==== ENTRIES SUPPLIED ====

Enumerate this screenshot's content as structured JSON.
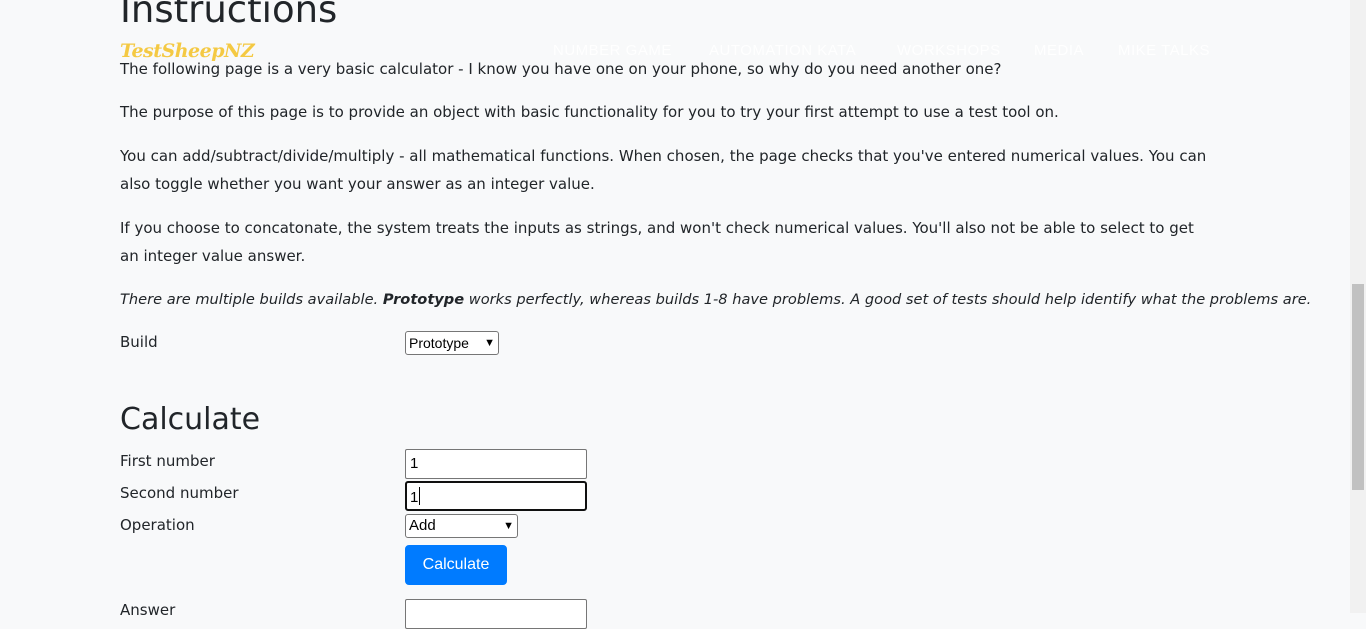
{
  "navbar": {
    "logo": "TestSheepNZ",
    "links": [
      "NUMBER GAME",
      "AUTOMATION KATA",
      "WORKSHOPS",
      "MEDIA",
      "MIKE TALKS"
    ]
  },
  "instructions": {
    "heading": "Instructions",
    "p1": "The following page is a very basic calculator - I know you have one on your phone, so why do you need another one?",
    "p2": "The purpose of this page is to provide an object with basic functionality for you to try your first attempt to use a test tool on.",
    "p3": "You can add/subtract/divide/multiply - all mathematical functions. When chosen, the page checks that you've entered numerical values. You can also toggle whether you want your answer as an integer value.",
    "p4": "If you choose to concatonate, the system treats the inputs as strings, and won't check numerical values. You'll also not be able to select to get an integer value answer.",
    "p5_pre": "There are multiple builds available. ",
    "p5_bold": "Prototype",
    "p5_post": " works perfectly, whereas builds 1-8 have problems. A good set of tests should help identify what the problems are."
  },
  "build": {
    "label": "Build",
    "selected": "Prototype"
  },
  "calculate": {
    "heading": "Calculate",
    "first_label": "First number",
    "first_value": "1",
    "second_label": "Second number",
    "second_value": "1",
    "operation_label": "Operation",
    "operation_selected": "Add",
    "button_label": "Calculate",
    "answer_label": "Answer",
    "answer_value": ""
  },
  "icons": {
    "dropdown": "chevron-down-icon"
  }
}
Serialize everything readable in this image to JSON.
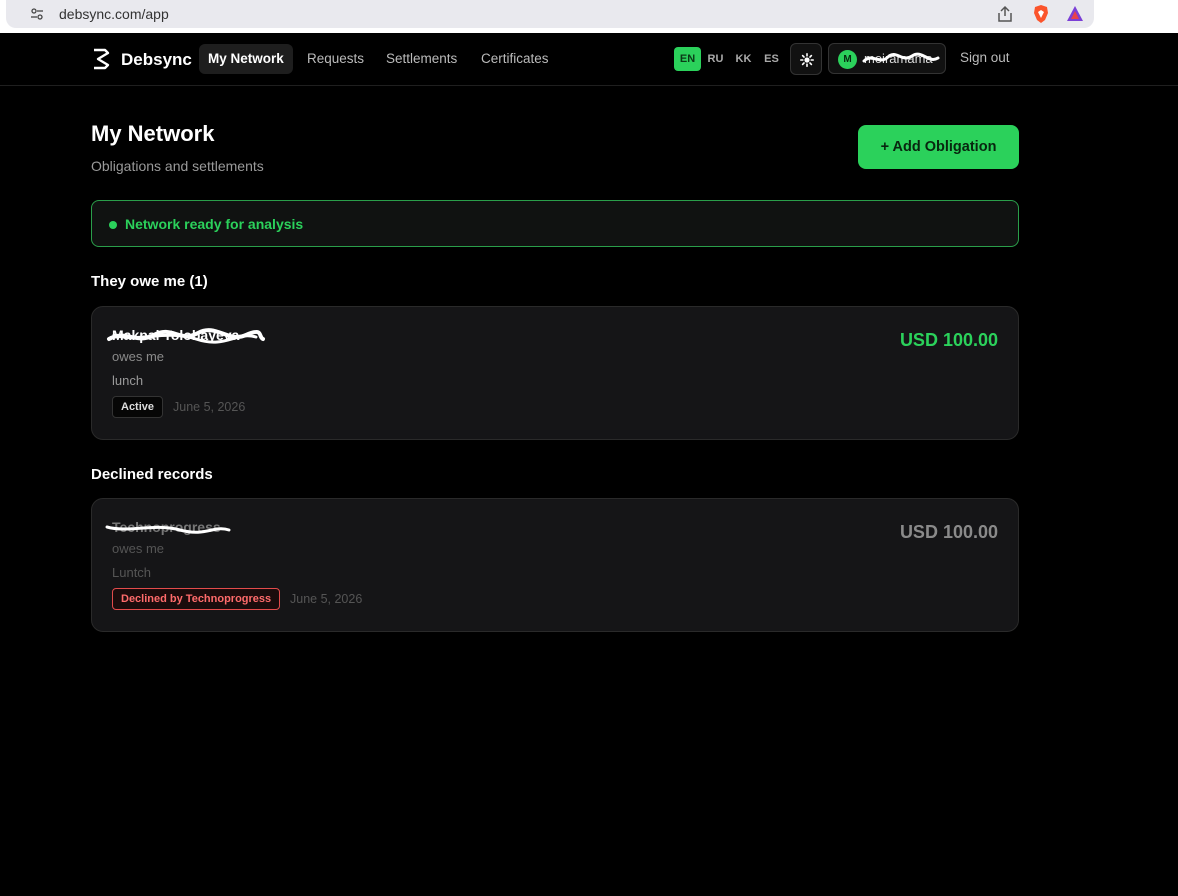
{
  "browser": {
    "url": "debsync.com/app"
  },
  "nav": {
    "brand": "Debsync",
    "tabs": [
      "My Network",
      "Requests",
      "Settlements",
      "Certificates"
    ],
    "languages": [
      "EN",
      "RU",
      "KK",
      "ES"
    ],
    "active_language": "EN",
    "user_initial": "M",
    "username": "moiramama",
    "signout": "Sign out"
  },
  "main": {
    "title": "My Network",
    "subtitle": "Obligations and settlements",
    "add_button": "+ Add Obligation",
    "status": "Network ready for analysis",
    "owed_section": "They owe me (1)",
    "declined_section": "Declined records"
  },
  "owed_cards": [
    {
      "name": "Makpal Tolobayeva",
      "relation": "owes me",
      "note": "lunch",
      "badge": "Active",
      "date": "June 5, 2026",
      "amount": "USD 100.00"
    }
  ],
  "declined_cards": [
    {
      "name": "Technoprogress",
      "relation": "owes me",
      "note": "Luntch",
      "badge": "Declined by Technoprogress",
      "date": "June 5, 2026",
      "amount": "USD 100.00"
    }
  ],
  "colors": {
    "accent": "#2bd15b",
    "danger": "#e24b4b",
    "background": "#000000",
    "card": "#151517"
  }
}
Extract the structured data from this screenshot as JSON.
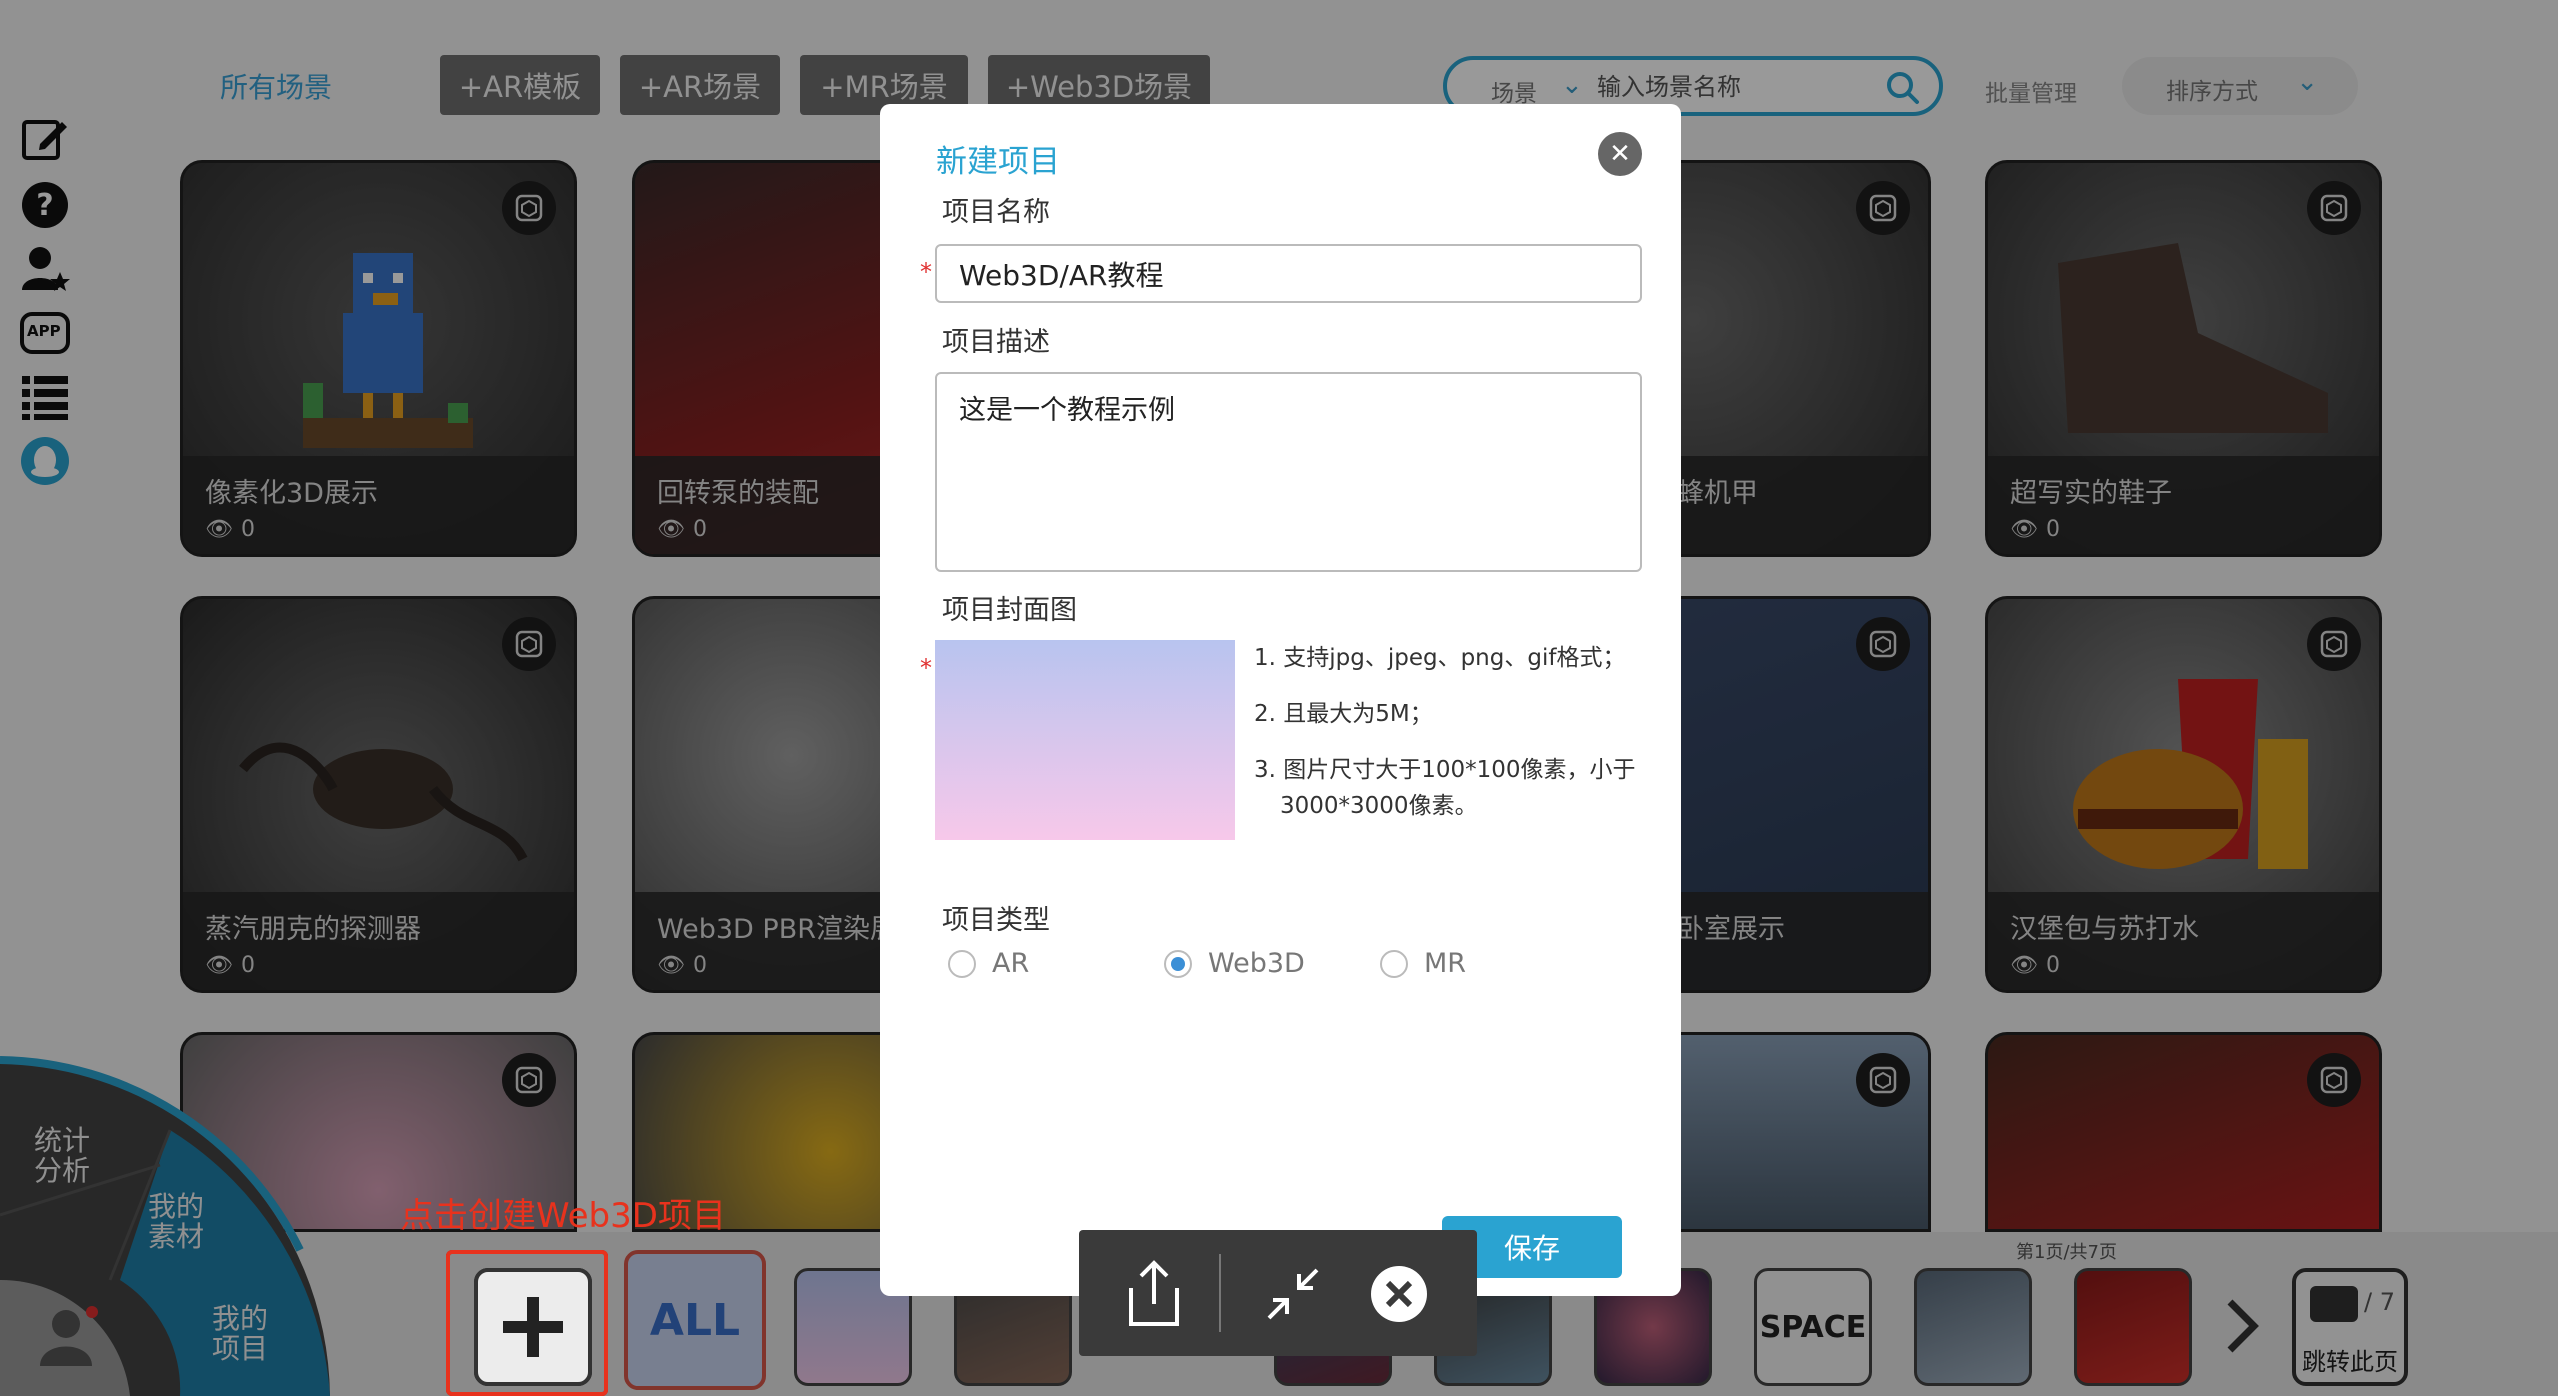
{
  "header": {
    "title": "所有场景",
    "buttons": [
      "+AR模板",
      "+AR场景",
      "+MR场景",
      "+Web3D场景"
    ],
    "search": {
      "scope": "场景",
      "placeholder": "输入场景名称"
    },
    "batch_label": "批量管理",
    "sort_label": "排序方式"
  },
  "sidebar": {
    "icons": [
      "edit-icon",
      "help-icon",
      "user-star-icon",
      "app-icon",
      "list-icon",
      "qq-icon"
    ],
    "app_text": "APP"
  },
  "cards": [
    {
      "title": "像素化3D展示",
      "views": "0"
    },
    {
      "title": "回转泵的装配",
      "views": "0"
    },
    {
      "title": "蜂机甲",
      "views": ""
    },
    {
      "title": "超写实的鞋子",
      "views": "0"
    },
    {
      "title": "蒸汽朋克的探测器",
      "views": "0"
    },
    {
      "title": "Web3D PBR渲染展",
      "views": "0"
    },
    {
      "title": "卧室展示",
      "views": ""
    },
    {
      "title": "汉堡包与苏打水",
      "views": "0"
    }
  ],
  "wheel": {
    "stats": "统计\n分析",
    "materials": "我的\n素材",
    "projects": "我的\n项目"
  },
  "hint_text": "点击创建Web3D项目",
  "strip": {
    "all_label": "ALL",
    "space_label": "SPACE",
    "page_info": "第1页/共7页",
    "page_total": "/ 7",
    "jump_label": "跳转此页"
  },
  "modal": {
    "title": "新建项目",
    "name_label": "项目名称",
    "name_value": "Web3D/AR教程",
    "desc_label": "项目描述",
    "desc_value": "这是一个教程示例",
    "cover_label": "项目封面图",
    "rules": [
      "1. 支持jpg、jpeg、png、gif格式；",
      "2. 且最大为5M；",
      "3. 图片尺寸大于100*100像素，小于",
      "3000*3000像素。"
    ],
    "type_label": "项目类型",
    "types": [
      {
        "label": "AR",
        "selected": false
      },
      {
        "label": "Web3D",
        "selected": true
      },
      {
        "label": "MR",
        "selected": false
      }
    ],
    "save_label": "保存"
  },
  "colors": {
    "accent": "#2aa3d1",
    "hint": "#e8321d",
    "radio_on": "#3b8fd6"
  }
}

====

■ **DESCRIPTION OF THE TASK**
Excluding the pictures, reproduce every entry exactly as given.

■ **RESULT**
Enumerate this screenshot's content as structured JSON.
{
  "navbar": {
    "logo": "TestSheepNZ",
    "links": [
      "NUMBER GAME",
      "AUTOMATION KATA",
      "WORKSHOPS",
      "MEDIA",
      "MIKE TALKS"
    ]
  },
  "instructions": {
    "heading": "Instructions",
    "p1": "The following page is a very basic calculator - I know you have one on your phone, so why do you need another one?",
    "p2": "The purpose of this page is to provide an object with basic functionality for you to try your first attempt to use a test tool on.",
    "p3": "You can add/subtract/divide/multiply - all mathematical functions. When chosen, the page checks that you've entered numerical values. You can also toggle whether you want your answer as an integer value.",
    "p4": "If you choose to concatonate, the system treats the inputs as strings, and won't check numerical values. You'll also not be able to select to get an integer value answer.",
    "p5_pre": "There are multiple builds available. ",
    "p5_bold": "Prototype",
    "p5_post": " works perfectly, whereas builds 1-8 have problems. A good set of tests should help identify what the problems are."
  },
  "build": {
    "label": "Build",
    "selected": "Prototype"
  },
  "calculate": {
    "heading": "Calculate",
    "first_label": "First number",
    "first_value": "1",
    "second_label": "Second number",
    "second_value": "1",
    "operation_label": "Operation",
    "operation_selected": "Add",
    "button_label": "Calculate",
    "answer_label": "Answer",
    "answer_value": ""
  },
  "icons": {
    "dropdown": "chevron-down-icon"
  }
}
Serialize everything readable in this image to JSON.
{
  "browser": {
    "url": "debsync.com/app"
  },
  "nav": {
    "brand": "Debsync",
    "tabs": [
      "My Network",
      "Requests",
      "Settlements",
      "Certificates"
    ],
    "languages": [
      "EN",
      "RU",
      "KK",
      "ES"
    ],
    "active_language": "EN",
    "user_initial": "M",
    "username": "moiramama",
    "signout": "Sign out"
  },
  "main": {
    "title": "My Network",
    "subtitle": "Obligations and settlements",
    "add_button": "+ Add Obligation",
    "status": "Network ready for analysis",
    "owed_section": "They owe me (1)",
    "declined_section": "Declined records"
  },
  "owed_cards": [
    {
      "name": "Makpal Tolobayeva",
      "relation": "owes me",
      "note": "lunch",
      "badge": "Active",
      "date": "June 5, 2026",
      "amount": "USD 100.00"
    }
  ],
  "declined_cards": [
    {
      "name": "Technoprogress",
      "relation": "owes me",
      "note": "Luntch",
      "badge": "Declined by Technoprogress",
      "date": "June 5, 2026",
      "amount": "USD 100.00"
    }
  ],
  "colors": {
    "accent": "#2bd15b",
    "danger": "#e24b4b",
    "background": "#000000",
    "card": "#151517"
  }
}
Extract the structured data from this screenshot as JSON.
{
  "header": {
    "title": "所有场景",
    "buttons": [
      "+AR模板",
      "+AR场景",
      "+MR场景",
      "+Web3D场景"
    ],
    "search": {
      "scope": "场景",
      "placeholder": "输入场景名称"
    },
    "batch_label": "批量管理",
    "sort_label": "排序方式"
  },
  "sidebar": {
    "icons": [
      "edit-icon",
      "help-icon",
      "user-star-icon",
      "app-icon",
      "list-icon",
      "qq-icon"
    ],
    "app_text": "APP"
  },
  "cards": [
    {
      "title": "像素化3D展示",
      "views": "0"
    },
    {
      "title": "回转泵的装配",
      "views": "0"
    },
    {
      "title": "蜂机甲",
      "views": ""
    },
    {
      "title": "超写实的鞋子",
      "views": "0"
    },
    {
      "title": "蒸汽朋克的探测器",
      "views": "0"
    },
    {
      "title": "Web3D PBR渲染展",
      "views": "0"
    },
    {
      "title": "卧室展示",
      "views": ""
    },
    {
      "title": "汉堡包与苏打水",
      "views": "0"
    }
  ],
  "wheel": {
    "stats": "统计\n分析",
    "materials": "我的\n素材",
    "projects": "我的\n项目"
  },
  "hint_text": "点击创建Web3D项目",
  "strip": {
    "all_label": "ALL",
    "space_label": "SPACE",
    "page_info": "第1页/共7页",
    "page_total": "/ 7",
    "jump_label": "跳转此页"
  },
  "modal": {
    "title": "新建项目",
    "name_label": "项目名称",
    "name_value": "Web3D/AR教程",
    "desc_label": "项目描述",
    "desc_value": "这是一个教程示例",
    "cover_label": "项目封面图",
    "rules": [
      "1. 支持jpg、jpeg、png、gif格式；",
      "2. 且最大为5M；",
      "3. 图片尺寸大于100*100像素，小于",
      "3000*3000像素。"
    ],
    "type_label": "项目类型",
    "types": [
      {
        "label": "AR",
        "selected": false
      },
      {
        "label": "Web3D",
        "selected": true
      },
      {
        "label": "MR",
        "selected": false
      }
    ],
    "save_label": "保存"
  },
  "colors": {
    "accent": "#2aa3d1",
    "hint": "#e8321d",
    "radio_on": "#3b8fd6"
  }
}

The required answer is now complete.